Directions for this task:
An exact copy of the records is required, minus the pictures they hold.

[Dataset items]
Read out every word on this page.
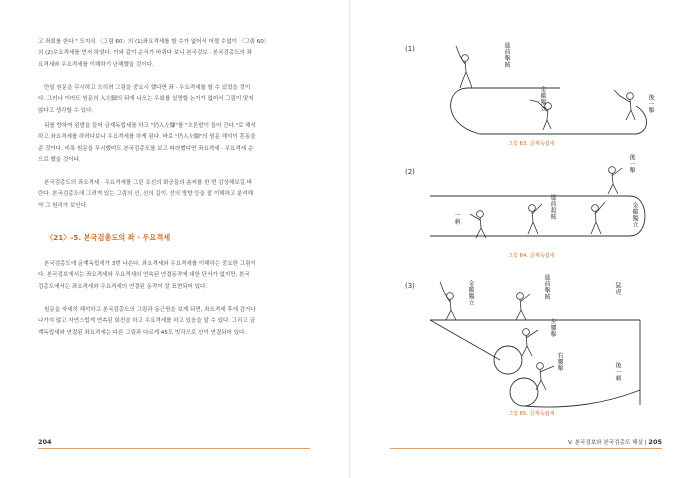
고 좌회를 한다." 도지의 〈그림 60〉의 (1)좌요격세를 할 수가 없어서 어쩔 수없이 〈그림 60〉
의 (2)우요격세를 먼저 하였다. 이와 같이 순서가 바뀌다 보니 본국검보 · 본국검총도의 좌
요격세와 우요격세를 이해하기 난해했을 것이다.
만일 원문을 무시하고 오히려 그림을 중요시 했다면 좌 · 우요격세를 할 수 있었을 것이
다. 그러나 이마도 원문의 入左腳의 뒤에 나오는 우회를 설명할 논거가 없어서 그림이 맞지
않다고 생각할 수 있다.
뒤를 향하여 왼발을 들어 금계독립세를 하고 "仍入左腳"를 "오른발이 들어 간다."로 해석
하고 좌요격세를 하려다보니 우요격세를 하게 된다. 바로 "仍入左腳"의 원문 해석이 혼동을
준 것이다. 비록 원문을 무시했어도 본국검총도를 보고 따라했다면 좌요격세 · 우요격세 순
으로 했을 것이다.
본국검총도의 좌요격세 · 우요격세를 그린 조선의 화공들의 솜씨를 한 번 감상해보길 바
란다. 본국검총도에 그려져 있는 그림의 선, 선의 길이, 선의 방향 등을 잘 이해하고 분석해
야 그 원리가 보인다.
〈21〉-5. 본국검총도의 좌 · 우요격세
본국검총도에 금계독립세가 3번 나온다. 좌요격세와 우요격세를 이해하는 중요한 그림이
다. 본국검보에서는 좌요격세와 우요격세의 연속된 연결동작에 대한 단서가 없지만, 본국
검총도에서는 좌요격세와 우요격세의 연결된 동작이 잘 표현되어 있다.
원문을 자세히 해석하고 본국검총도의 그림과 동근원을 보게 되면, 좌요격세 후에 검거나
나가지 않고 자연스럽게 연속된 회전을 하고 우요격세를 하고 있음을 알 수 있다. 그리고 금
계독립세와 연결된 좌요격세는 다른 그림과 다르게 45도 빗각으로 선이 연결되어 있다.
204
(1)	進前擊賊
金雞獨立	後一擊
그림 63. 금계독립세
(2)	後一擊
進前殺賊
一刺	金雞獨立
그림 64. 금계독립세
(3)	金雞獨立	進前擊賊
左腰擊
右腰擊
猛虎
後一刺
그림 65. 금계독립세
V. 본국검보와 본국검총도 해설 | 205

Expected answer:
Read out every word on this page.
고 좌회를 한다." 도지의 〈그림 60〉의 (1)좌요격세를 할 수가 없어서 어쩔 수없이 〈그림 60〉
의 (2)우요격세를 먼저 하였다. 이와 같이 순서가 바뀌다 보니 본국검보 · 본국검총도의 좌
요격세와 우요격세를 이해하기 난해했을 것이다.
만일 원문을 무시하고 오히려 그림을 중요시 했다면 좌 · 우요격세를 할 수 있었을 것이
다. 그러나 이마도 원문의 入左腳의 뒤에 나오는 우회를 설명할 논거가 없어서 그림이 맞지
않다고 생각할 수 있다.
뒤를 향하여 왼발을 들어 금계독립세를 하고 "仍入左腳"를 "오른발이 들어 간다."로 해석
하고 좌요격세를 하려다보니 우요격세를 하게 된다. 바로 "仍入左腳"의 원문 해석이 혼동을
준 것이다. 비록 원문을 무시했어도 본국검총도를 보고 따라했다면 좌요격세 · 우요격세 순
으로 했을 것이다.
본국검총도의 좌요격세 · 우요격세를 그린 조선의 화공들의 솜씨를 한 번 감상해보길 바
란다. 본국검총도에 그려져 있는 그림의 선, 선의 길이, 선의 방향 등을 잘 이해하고 분석해
야 그 원리가 보인다.
〈21〉-5. 본국검총도의 좌 · 우요격세
본국검총도에 금계독립세가 3번 나온다. 좌요격세와 우요격세를 이해하는 중요한 그림이
다. 본국검보에서는 좌요격세와 우요격세의 연속된 연결동작에 대한 단서가 없지만, 본국
검총도에서는 좌요격세와 우요격세의 연결된 동작이 잘 표현되어 있다.
원문을 자세히 해석하고 본국검총도의 그림과 동근원을 보게 되면, 좌요격세 후에 검거나
나가지 않고 자연스럽게 연속된 회전을 하고 우요격세를 하고 있음을 알 수 있다. 그리고 금
계독립세와 연결된 좌요격세는 다른 그림과 다르게 45도 빗각으로 선이 연결되어 있다.
204
(1)	進前擊賊
金雞獨立	後一擊
그림 63. 금계독립세
(2)	後一擊
進前殺賊
一刺	金雞獨立
그림 64. 금계독립세
(3)	金雞獨立	進前擊賊
左腰擊
右腰擊
猛虎
後一刺
그림 65. 금계독립세
V. 본국검보와 본국검총도 해설 | 205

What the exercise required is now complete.